Task:
Repeat all the records exactly, omitting pictures.

Records excerpted from a collection
┌────────

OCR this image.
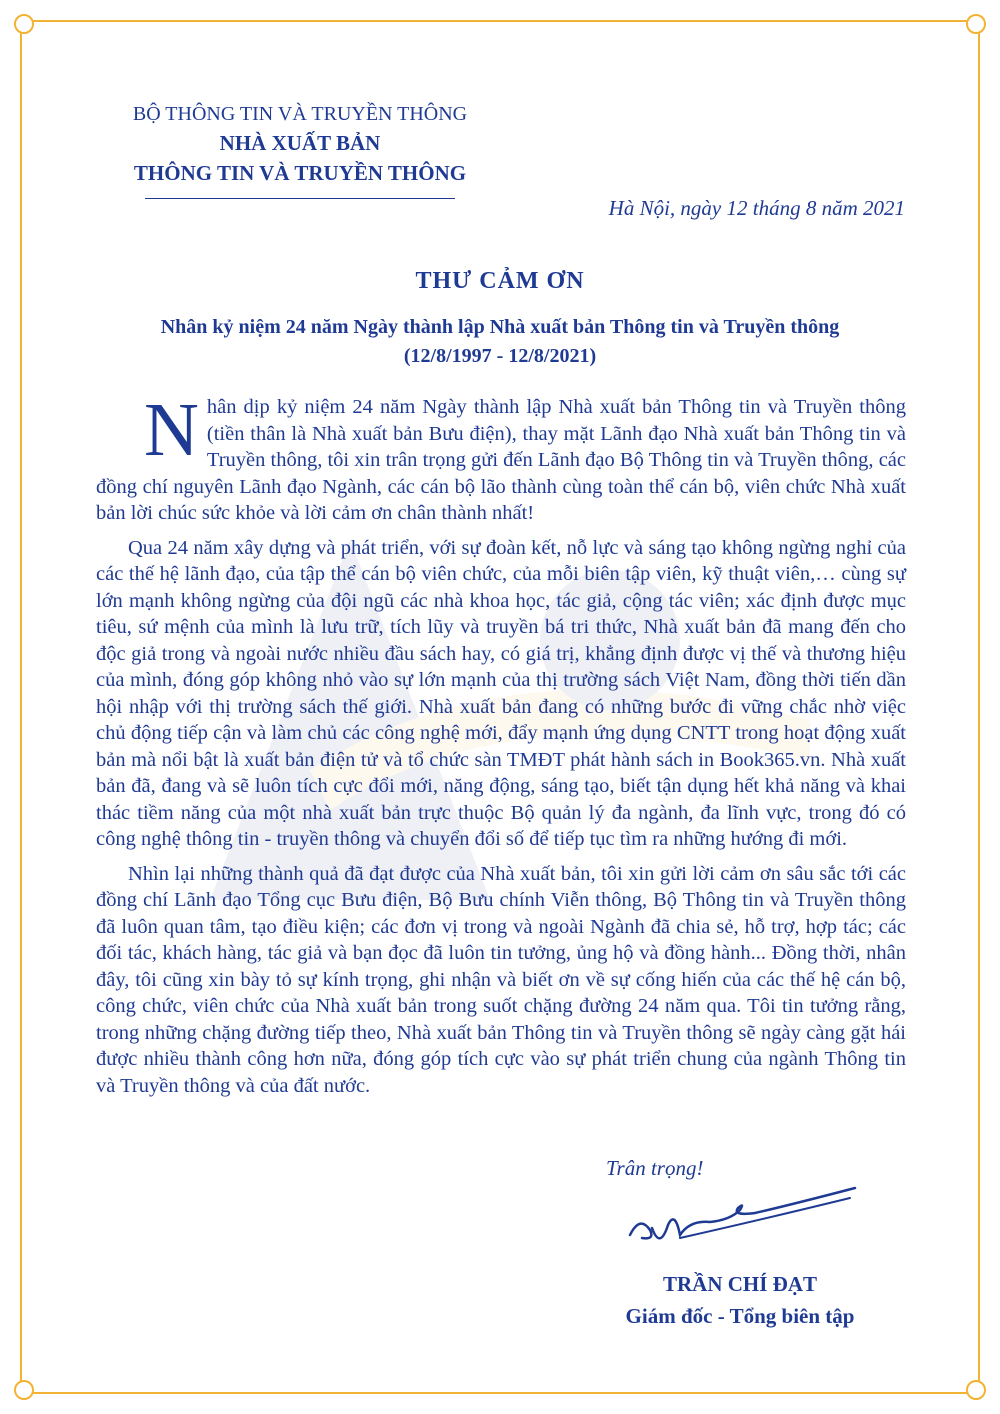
BỘ THÔNG TIN VÀ TRUYỀN THÔNG
NHÀ XUẤT BẢN
THÔNG TIN VÀ TRUYỀN THÔNG
Hà Nội, ngày 12 tháng 8 năm 2021
THƯ CẢM ƠN
Nhân kỷ niệm 24 năm Ngày thành lập Nhà xuất bản Thông tin và Truyền thông
(12/8/1997 - 12/8/2021)

Nhân dịp kỷ niệm 24 năm Ngày thành lập Nhà xuất bản Thông tin và Truyền thông (tiền thân là Nhà xuất bản Bưu điện), thay mặt Lãnh đạo Nhà xuất bản Thông tin và Truyền thông, tôi xin trân trọng gửi đến Lãnh đạo Bộ Thông tin và Truyền thông, các đồng chí nguyên Lãnh đạo Ngành, các cán bộ lão thành cùng toàn thể cán bộ, viên chức Nhà xuất bản lời chúc sức khỏe và lời cảm ơn chân thành nhất!

Qua 24 năm xây dựng và phát triển, với sự đoàn kết, nỗ lực và sáng tạo không ngừng nghỉ của các thế hệ lãnh đạo, của tập thể cán bộ viên chức, của mỗi biên tập viên, kỹ thuật viên,… cùng sự lớn mạnh không ngừng của đội ngũ các nhà khoa học, tác giả, cộng tác viên; xác định được mục tiêu, sứ mệnh của mình là lưu trữ, tích lũy và truyền bá tri thức, Nhà xuất bản đã mang đến cho độc giả trong và ngoài nước nhiều đầu sách hay, có giá trị, khẳng định được vị thế và thương hiệu của mình, đóng góp không nhỏ vào sự lớn mạnh của thị trường sách Việt Nam, đồng thời tiến dần hội nhập với thị trường sách thế giới. Nhà xuất bản đang có những bước đi vững chắc nhờ việc chủ động tiếp cận và làm chủ các công nghệ mới, đẩy mạnh ứng dụng CNTT trong hoạt động xuất bản mà nổi bật là xuất bản điện tử và tổ chức sàn TMĐT phát hành sách in Book365.vn. Nhà xuất bản đã, đang và sẽ luôn tích cực đổi mới, năng động, sáng tạo, biết tận dụng hết khả năng và khai thác tiềm năng của một nhà xuất bản trực thuộc Bộ quản lý đa ngành, đa lĩnh vực, trong đó có công nghệ thông tin - truyền thông và chuyển đổi số để tiếp tục tìm ra những hướng đi mới.

Nhìn lại những thành quả đã đạt được của Nhà xuất bản, tôi xin gửi lời cảm ơn sâu sắc tới các đồng chí Lãnh đạo Tổng cục Bưu điện, Bộ Bưu chính Viễn thông, Bộ Thông tin và Truyền thông đã luôn quan tâm, tạo điều kiện; các đơn vị trong và ngoài Ngành đã chia sẻ, hỗ trợ, hợp tác; các đối tác, khách hàng, tác giả và bạn đọc đã luôn tin tưởng, ủng hộ và đồng hành... Đồng thời, nhân đây, tôi cũng xin bày tỏ sự kính trọng, ghi nhận và biết ơn về sự cống hiến của các thế hệ cán bộ, công chức, viên chức của Nhà xuất bản trong suốt chặng đường 24 năm qua. Tôi tin tưởng rằng, trong những chặng đường tiếp theo, Nhà xuất bản Thông tin và Truyền thông sẽ ngày càng gặt hái được nhiều thành công hơn nữa, đóng góp tích cực vào sự phát triển chung của ngành Thông tin và Truyền thông và của đất nước.

Trân trọng!
TRẦN CHÍ ĐẠT
Giám đốc - Tổng biên tập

└────────

Result:
OCR this image.
BỘ THÔNG TIN VÀ TRUYỀN THÔNG
NHÀ XUẤT BẢN
THÔNG TIN VÀ TRUYỀN THÔNG
Hà Nội, ngày 12 tháng 8 năm 2021
THƯ CẢM ƠN
Nhân kỷ niệm 24 năm Ngày thành lập Nhà xuất bản Thông tin và Truyền thông
(12/8/1997 - 12/8/2021)

Nhân dịp kỷ niệm 24 năm Ngày thành lập Nhà xuất bản Thông tin và Truyền thông (tiền thân là Nhà xuất bản Bưu điện), thay mặt Lãnh đạo Nhà xuất bản Thông tin và Truyền thông, tôi xin trân trọng gửi đến Lãnh đạo Bộ Thông tin và Truyền thông, các đồng chí nguyên Lãnh đạo Ngành, các cán bộ lão thành cùng toàn thể cán bộ, viên chức Nhà xuất bản lời chúc sức khỏe và lời cảm ơn chân thành nhất!

Qua 24 năm xây dựng và phát triển, với sự đoàn kết, nỗ lực và sáng tạo không ngừng nghỉ của các thế hệ lãnh đạo, của tập thể cán bộ viên chức, của mỗi biên tập viên, kỹ thuật viên,… cùng sự lớn mạnh không ngừng của đội ngũ các nhà khoa học, tác giả, cộng tác viên; xác định được mục tiêu, sứ mệnh của mình là lưu trữ, tích lũy và truyền bá tri thức, Nhà xuất bản đã mang đến cho độc giả trong và ngoài nước nhiều đầu sách hay, có giá trị, khẳng định được vị thế và thương hiệu của mình, đóng góp không nhỏ vào sự lớn mạnh của thị trường sách Việt Nam, đồng thời tiến dần hội nhập với thị trường sách thế giới. Nhà xuất bản đang có những bước đi vững chắc nhờ việc chủ động tiếp cận và làm chủ các công nghệ mới, đẩy mạnh ứng dụng CNTT trong hoạt động xuất bản mà nổi bật là xuất bản điện tử và tổ chức sàn TMĐT phát hành sách in Book365.vn. Nhà xuất bản đã, đang và sẽ luôn tích cực đổi mới, năng động, sáng tạo, biết tận dụng hết khả năng và khai thác tiềm năng của một nhà xuất bản trực thuộc Bộ quản lý đa ngành, đa lĩnh vực, trong đó có công nghệ thông tin - truyền thông và chuyển đổi số để tiếp tục tìm ra những hướng đi mới.

Nhìn lại những thành quả đã đạt được của Nhà xuất bản, tôi xin gửi lời cảm ơn sâu sắc tới các đồng chí Lãnh đạo Tổng cục Bưu điện, Bộ Bưu chính Viễn thông, Bộ Thông tin và Truyền thông đã luôn quan tâm, tạo điều kiện; các đơn vị trong và ngoài Ngành đã chia sẻ, hỗ trợ, hợp tác; các đối tác, khách hàng, tác giả và bạn đọc đã luôn tin tưởng, ủng hộ và đồng hành... Đồng thời, nhân đây, tôi cũng xin bày tỏ sự kính trọng, ghi nhận và biết ơn về sự cống hiến của các thế hệ cán bộ, công chức, viên chức của Nhà xuất bản trong suốt chặng đường 24 năm qua. Tôi tin tưởng rằng, trong những chặng đường tiếp theo, Nhà xuất bản Thông tin và Truyền thông sẽ ngày càng gặt hái được nhiều thành công hơn nữa, đóng góp tích cực vào sự phát triển chung của ngành Thông tin và Truyền thông và của đất nước.

Trân trọng!
TRẦN CHÍ ĐẠT
Giám đốc - Tổng biên tập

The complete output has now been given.